» INPUT DATA
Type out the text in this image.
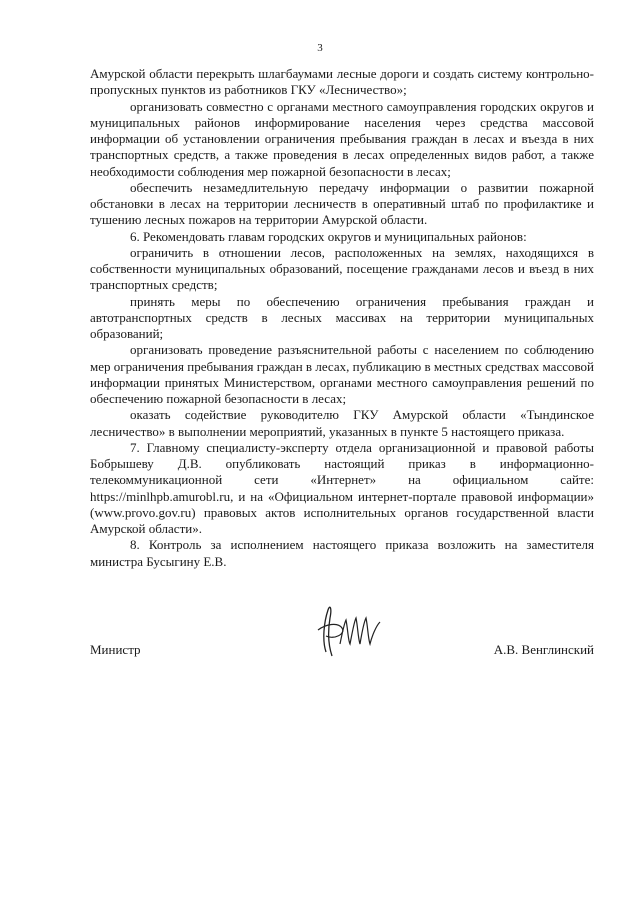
3

Амурской области перекрыть шлагбаумами лесные дороги и создать систему контрольно-пропускных пунктов из работников ГКУ «Лесничество»;

организовать совместно с органами местного самоуправления городских округов и муниципальных районов информирование населения через средства массовой информации об установлении ограничения пребывания граждан в лесах и въезда в них транспортных средств, а также проведения в лесах определенных видов работ, а также необходимости соблюдения мер пожарной безопасности в лесах;

обеспечить незамедлительную передачу информации о развитии пожарной обстановки в лесах на территории лесничеств в оперативный штаб по профилактике и тушению лесных пожаров на территории Амурской области.

6. Рекомендовать главам городских округов и муниципальных районов:

ограничить в отношении лесов, расположенных на землях, находящихся в собственности муниципальных образований, посещение гражданами лесов и въезд в них транспортных средств;

принять меры по обеспечению ограничения пребывания граждан и автотранспортных средств в лесных массивах на территории муниципальных образований;

организовать проведение разъяснительной работы с населением по соблюдению мер ограничения пребывания граждан в лесах, публикацию в местных средствах массовой информации принятых Министерством, органами местного самоуправления решений по обеспечению пожарной безопасности в лесах;

оказать содействие руководителю ГКУ Амурской области «Тындинское лесничество» в выполнении мероприятий, указанных в пункте 5 настоящего приказа.

7. Главному специалисту-эксперту отдела организационной и правовой работы Бобрышеву Д.В. опубликовать настоящий приказ в информационно-телекоммуникационной сети «Интернет» на официальном сайте: https://minlhpb.amurobl.ru, и на «Официальном интернет-портале правовой информации» (www.provo.gov.ru) правовых актов исполнительных органов государственной власти Амурской области».

8. Контроль за исполнением настоящего приказа возложить на заместителя министра Бусыгину Е.В.

Министр	А.В. Венглинский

» WHAT IS REQUIRED
From the listing above, return each line with the word "образований".

» COMPLETED TASK
ограничить в отношении лесов, расположенных на землях, находящихся в собственности муниципальных образований, посещение гражданами лесов и въезд в них транспортных средств;
принять меры по обеспечению ограничения пребывания граждан и автотранспортных средств в лесных массивах на территории муниципальных образований;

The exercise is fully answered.